--- Begin DOCUMENT EXCERPT ---

Zip Bus Chup Raho () was an Urdu weekly drama series which ran on Geo TV. It was a story of a woman named Parveen Un Nisa, who is the mother of Jibi and Taby. Her husband has mysteriously left her a few years back which led her to face many challenges as a single parent. This story unveils how society treats a woman once trapped, especially when a woman without her husband carrying responsibilities of their children. Retitled as Tumko Khamosh Rehna Hai, it also aired in India on Zee Zindagi.

Synopsis
"The story is the emotional and traumatic journey of Parveen un Nisa, a woman living in a post modernist society, where individuals are valued on the basis of their skills and their socio-economic achievements. She is not skilled or bright enough to live up to the expectations and demands of such societies. She has always been a housewife with a son and daughter who are very demanding. Her husband could not cope the needs and demands of life and escapes. Naïve Parveen does not know much about the dynamics of vicious social structure around her and starts getting exploited by a woman named Gypsy. Gypsy is basically the bad side of patriarchal system, a kind of a woman who serves men at the expense of exploiting women like Parveen and reinforcing the status quo. She transforms Parveen into Paro. Parveen has never been happy being Paro, the good woman inside her keeps asserting, nonetheless it is not easy to get out of such clutches. Will Parveen be able to break the shackles and set herself free? Or her family and her familial problems will continue bogging this woman down?"

--- End DOCUMENT EXCERPT ---
--- Begin MATERIAL SHOWN ---

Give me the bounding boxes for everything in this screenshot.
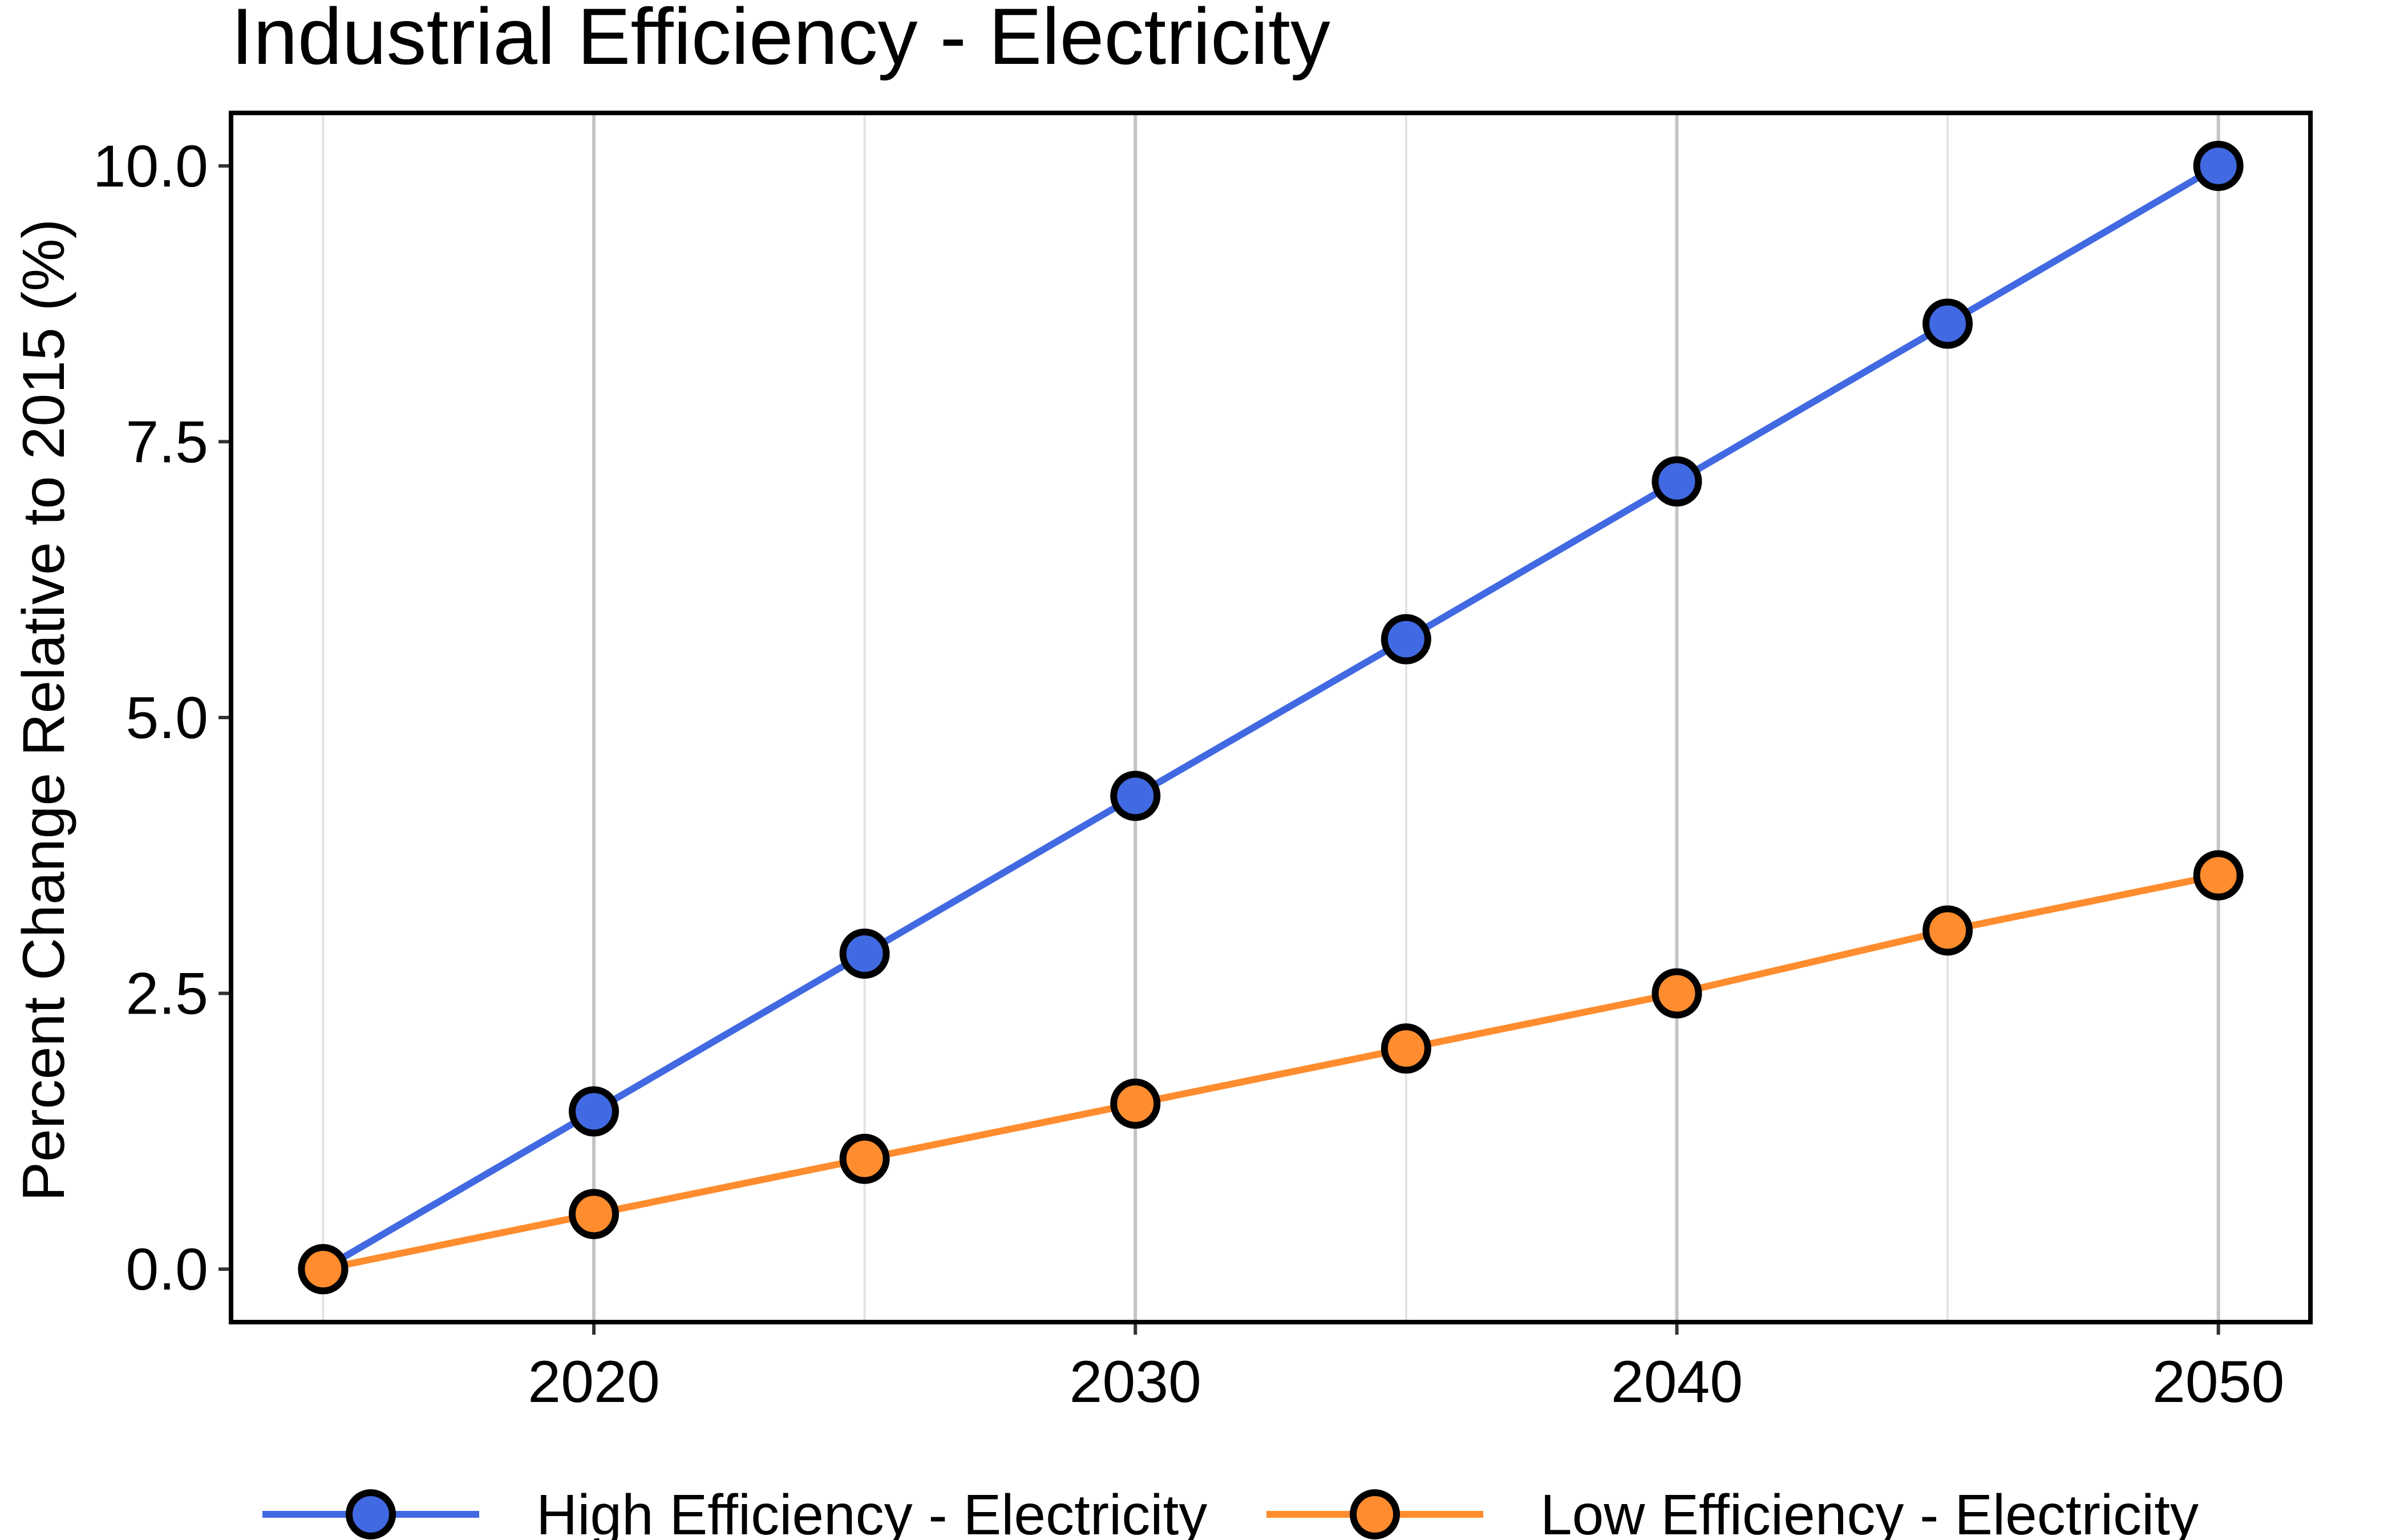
axes: 2020 2030 2040 2050 0.0 2.5 5.0 7.5 10.0: [93, 133, 2285, 1415]
data-point: [1381, 614, 1431, 664]
data-point: [1652, 456, 1702, 507]
data-point: [839, 928, 890, 979]
x-tick-label: 2030: [1070, 1349, 1201, 1415]
series-1: [298, 850, 2244, 1295]
plot-border: [229, 111, 2313, 1324]
y-tick-label: 5.0: [126, 685, 208, 751]
data-point: [839, 1133, 890, 1184]
data-point: [298, 1244, 349, 1295]
x-tick-label: 2020: [528, 1349, 659, 1415]
data-point: [2193, 140, 2244, 191]
series-layer: [298, 140, 2244, 1295]
y-tick-label: 0.0: [126, 1237, 208, 1303]
data-point: [1923, 905, 1973, 956]
x-tick-label: 2050: [2152, 1349, 2284, 1415]
legend-key-marker: [346, 1489, 396, 1539]
legend-label: Low Efficiency - Electricity: [1540, 1483, 2199, 1540]
y-tick-label: 10.0: [93, 133, 208, 200]
data-point: [1110, 1079, 1161, 1129]
data-point: [568, 1189, 619, 1239]
data-point: [1923, 298, 1973, 349]
y-tick-label: 2.5: [126, 961, 208, 1027]
series-line: [321, 163, 2220, 1272]
data-point: [1381, 1023, 1431, 1074]
legend-label: High Efficiency - Electricity: [536, 1483, 1207, 1540]
legend-key-marker: [1350, 1489, 1400, 1539]
series-line: [322, 872, 2219, 1273]
y-axis-title: Percent Change Relative to 2015 (%): [11, 219, 77, 1202]
legend: High Efficiency - Electricity Low Efficie…: [262, 1483, 2199, 1540]
legend-item-1: Low Efficiency - Electricity: [1266, 1483, 2199, 1540]
data-point: [568, 1086, 619, 1137]
data-point: [2193, 850, 2244, 901]
legend-item-0: High Efficiency - Electricity: [262, 1483, 1207, 1540]
chart-title: Industrial Efficiency - Electricity: [231, 0, 1330, 81]
data-point: [1110, 771, 1161, 821]
data-point: [1652, 968, 1702, 1019]
x-tick-label: 2040: [1611, 1349, 1743, 1415]
y-tick-label: 7.5: [126, 409, 208, 475]
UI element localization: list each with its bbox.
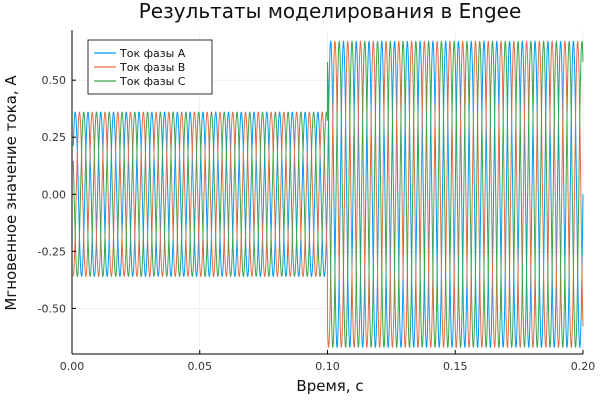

--- End MATERIAL SHOWN ---

#### WHAT THE EXERCISE ASKS:
Answer these questions from the Zip Bus Chup Raho page:
1. On which channel did the series run?
2. Under what title, and on which channel, did it air in India?
3. Into whom does Gypsy transform Parveen?
The records are separate material and stand apart from the Zip Bus Chup Raho page.

#### EXERCISE OUTPUT:
1. Geo TV
2. Tumko Khamosh Rehna Hai, on Zee Zindagi
3. Paro